[WORK TO DO] Extract the full listing below without altering a single character.

Extracts from a graphics dataset
*****

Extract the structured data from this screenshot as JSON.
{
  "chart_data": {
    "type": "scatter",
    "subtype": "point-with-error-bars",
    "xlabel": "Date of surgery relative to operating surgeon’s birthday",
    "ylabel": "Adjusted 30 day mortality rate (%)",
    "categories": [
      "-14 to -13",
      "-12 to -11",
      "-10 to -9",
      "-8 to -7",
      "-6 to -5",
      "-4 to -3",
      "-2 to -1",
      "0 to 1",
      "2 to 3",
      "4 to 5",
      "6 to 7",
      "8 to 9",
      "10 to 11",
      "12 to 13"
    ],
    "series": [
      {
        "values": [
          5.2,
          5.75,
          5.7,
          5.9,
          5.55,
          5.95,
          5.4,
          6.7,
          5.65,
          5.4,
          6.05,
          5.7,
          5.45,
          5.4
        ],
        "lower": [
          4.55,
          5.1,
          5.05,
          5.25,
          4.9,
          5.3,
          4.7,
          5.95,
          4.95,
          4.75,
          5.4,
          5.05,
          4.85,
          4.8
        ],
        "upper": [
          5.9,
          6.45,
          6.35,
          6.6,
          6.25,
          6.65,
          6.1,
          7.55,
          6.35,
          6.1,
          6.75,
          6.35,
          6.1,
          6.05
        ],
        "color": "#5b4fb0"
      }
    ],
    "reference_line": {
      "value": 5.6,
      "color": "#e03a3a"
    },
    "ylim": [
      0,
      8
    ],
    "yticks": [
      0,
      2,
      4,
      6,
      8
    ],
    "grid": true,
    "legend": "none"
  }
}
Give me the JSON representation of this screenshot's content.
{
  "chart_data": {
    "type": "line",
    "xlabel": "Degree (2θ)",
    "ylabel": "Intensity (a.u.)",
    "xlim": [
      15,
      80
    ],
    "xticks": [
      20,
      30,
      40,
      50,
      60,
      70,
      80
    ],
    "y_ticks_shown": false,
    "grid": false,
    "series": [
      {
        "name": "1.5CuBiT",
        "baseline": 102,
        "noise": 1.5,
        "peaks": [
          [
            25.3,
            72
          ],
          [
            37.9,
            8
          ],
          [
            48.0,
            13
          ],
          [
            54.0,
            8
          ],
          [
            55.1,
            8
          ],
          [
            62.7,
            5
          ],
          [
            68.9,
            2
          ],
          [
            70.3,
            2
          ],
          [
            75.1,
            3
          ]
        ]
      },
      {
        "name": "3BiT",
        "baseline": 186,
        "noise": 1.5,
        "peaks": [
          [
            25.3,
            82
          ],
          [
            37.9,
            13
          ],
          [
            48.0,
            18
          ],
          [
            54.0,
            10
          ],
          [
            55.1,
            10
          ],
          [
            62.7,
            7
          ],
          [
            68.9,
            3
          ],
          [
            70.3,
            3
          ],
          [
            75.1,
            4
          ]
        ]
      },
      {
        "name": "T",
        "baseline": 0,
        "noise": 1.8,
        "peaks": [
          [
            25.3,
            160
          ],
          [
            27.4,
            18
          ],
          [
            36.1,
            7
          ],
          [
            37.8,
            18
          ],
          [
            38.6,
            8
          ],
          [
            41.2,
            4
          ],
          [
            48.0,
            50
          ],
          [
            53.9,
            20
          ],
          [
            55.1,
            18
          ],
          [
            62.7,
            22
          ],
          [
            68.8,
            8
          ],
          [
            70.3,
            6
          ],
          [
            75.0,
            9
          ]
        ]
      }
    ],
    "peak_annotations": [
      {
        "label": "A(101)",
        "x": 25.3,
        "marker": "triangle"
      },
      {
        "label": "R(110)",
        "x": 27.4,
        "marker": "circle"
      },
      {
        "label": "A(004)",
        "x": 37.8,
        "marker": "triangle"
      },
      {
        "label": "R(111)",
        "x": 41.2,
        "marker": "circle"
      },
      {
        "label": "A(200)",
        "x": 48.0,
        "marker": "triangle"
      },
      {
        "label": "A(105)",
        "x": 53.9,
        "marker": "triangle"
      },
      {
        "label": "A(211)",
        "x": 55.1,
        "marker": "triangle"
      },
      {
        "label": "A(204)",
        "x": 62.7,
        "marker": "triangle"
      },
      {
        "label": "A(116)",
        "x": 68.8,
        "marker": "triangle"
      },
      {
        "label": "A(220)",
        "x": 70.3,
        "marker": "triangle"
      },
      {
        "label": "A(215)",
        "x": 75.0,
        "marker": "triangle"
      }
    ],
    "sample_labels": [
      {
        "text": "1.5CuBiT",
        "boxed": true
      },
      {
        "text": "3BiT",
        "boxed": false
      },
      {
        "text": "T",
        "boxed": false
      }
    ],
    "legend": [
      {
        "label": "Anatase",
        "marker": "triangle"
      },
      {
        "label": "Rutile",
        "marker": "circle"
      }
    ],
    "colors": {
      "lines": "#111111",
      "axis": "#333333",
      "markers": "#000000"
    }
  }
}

*****

[COMPLETE OUTPUT]
Extract the structured data from this screenshot as JSON.
{
  "chart_data": {
    "type": "scatter",
    "subtype": "point-with-error-bars",
    "xlabel": "Date of surgery relative to operating surgeon’s birthday",
    "ylabel": "Adjusted 30 day mortality rate (%)",
    "categories": [
      "-14 to -13",
      "-12 to -11",
      "-10 to -9",
      "-8 to -7",
      "-6 to -5",
      "-4 to -3",
      "-2 to -1",
      "0 to 1",
      "2 to 3",
      "4 to 5",
      "6 to 7",
      "8 to 9",
      "10 to 11",
      "12 to 13"
    ],
    "series": [
      {
        "values": [
          5.2,
          5.75,
          5.7,
          5.9,
          5.55,
          5.95,
          5.4,
          6.7,
          5.65,
          5.4,
          6.05,
          5.7,
          5.45,
          5.4
        ],
        "lower": [
          4.55,
          5.1,
          5.05,
          5.25,
          4.9,
          5.3,
          4.7,
          5.95,
          4.95,
          4.75,
          5.4,
          5.05,
          4.85,
          4.8
        ],
        "upper": [
          5.9,
          6.45,
          6.35,
          6.6,
          6.25,
          6.65,
          6.1,
          7.55,
          6.35,
          6.1,
          6.75,
          6.35,
          6.1,
          6.05
        ],
        "color": "#5b4fb0"
      }
    ],
    "reference_line": {
      "value": 5.6,
      "color": "#e03a3a"
    },
    "ylim": [
      0,
      8
    ],
    "yticks": [
      0,
      2,
      4,
      6,
      8
    ],
    "grid": true,
    "legend": "none"
  }
}
Give me the JSON representation of this screenshot's content.
{
  "chart_data": {
    "type": "line",
    "xlabel": "Degree (2θ)",
    "ylabel": "Intensity (a.u.)",
    "xlim": [
      15,
      80
    ],
    "xticks": [
      20,
      30,
      40,
      50,
      60,
      70,
      80
    ],
    "y_ticks_shown": false,
    "grid": false,
    "series": [
      {
        "name": "1.5CuBiT",
        "baseline": 102,
        "noise": 1.5,
        "peaks": [
          [
            25.3,
            72
          ],
          [
            37.9,
            8
          ],
          [
            48.0,
            13
          ],
          [
            54.0,
            8
          ],
          [
            55.1,
            8
          ],
          [
            62.7,
            5
          ],
          [
            68.9,
            2
          ],
          [
            70.3,
            2
          ],
          [
            75.1,
            3
          ]
        ]
      },
      {
        "name": "3BiT",
        "baseline": 186,
        "noise": 1.5,
        "peaks": [
          [
            25.3,
            82
          ],
          [
            37.9,
            13
          ],
          [
            48.0,
            18
          ],
          [
            54.0,
            10
          ],
          [
            55.1,
            10
          ],
          [
            62.7,
            7
          ],
          [
            68.9,
            3
          ],
          [
            70.3,
            3
          ],
          [
            75.1,
            4
          ]
        ]
      },
      {
        "name": "T",
        "baseline": 0,
        "noise": 1.8,
        "peaks": [
          [
            25.3,
            160
          ],
          [
            27.4,
            18
          ],
          [
            36.1,
            7
          ],
          [
            37.8,
            18
          ],
          [
            38.6,
            8
          ],
          [
            41.2,
            4
          ],
          [
            48.0,
            50
          ],
          [
            53.9,
            20
          ],
          [
            55.1,
            18
          ],
          [
            62.7,
            22
          ],
          [
            68.8,
            8
          ],
          [
            70.3,
            6
          ],
          [
            75.0,
            9
          ]
        ]
      }
    ],
    "peak_annotations": [
      {
        "label": "A(101)",
        "x": 25.3,
        "marker": "triangle"
      },
      {
        "label": "R(110)",
        "x": 27.4,
        "marker": "circle"
      },
      {
        "label": "A(004)",
        "x": 37.8,
        "marker": "triangle"
      },
      {
        "label": "R(111)",
        "x": 41.2,
        "marker": "circle"
      },
      {
        "label": "A(200)",
        "x": 48.0,
        "marker": "triangle"
      },
      {
        "label": "A(105)",
        "x": 53.9,
        "marker": "triangle"
      },
      {
        "label": "A(211)",
        "x": 55.1,
        "marker": "triangle"
      },
      {
        "label": "A(204)",
        "x": 62.7,
        "marker": "triangle"
      },
      {
        "label": "A(116)",
        "x": 68.8,
        "marker": "triangle"
      },
      {
        "label": "A(220)",
        "x": 70.3,
        "marker": "triangle"
      },
      {
        "label": "A(215)",
        "x": 75.0,
        "marker": "triangle"
      }
    ],
    "sample_labels": [
      {
        "text": "1.5CuBiT",
        "boxed": true
      },
      {
        "text": "3BiT",
        "boxed": false
      },
      {
        "text": "T",
        "boxed": false
      }
    ],
    "legend": [
      {
        "label": "Anatase",
        "marker": "triangle"
      },
      {
        "label": "Rutile",
        "marker": "circle"
      }
    ],
    "colors": {
      "lines": "#111111",
      "axis": "#333333",
      "markers": "#000000"
    }
  }
}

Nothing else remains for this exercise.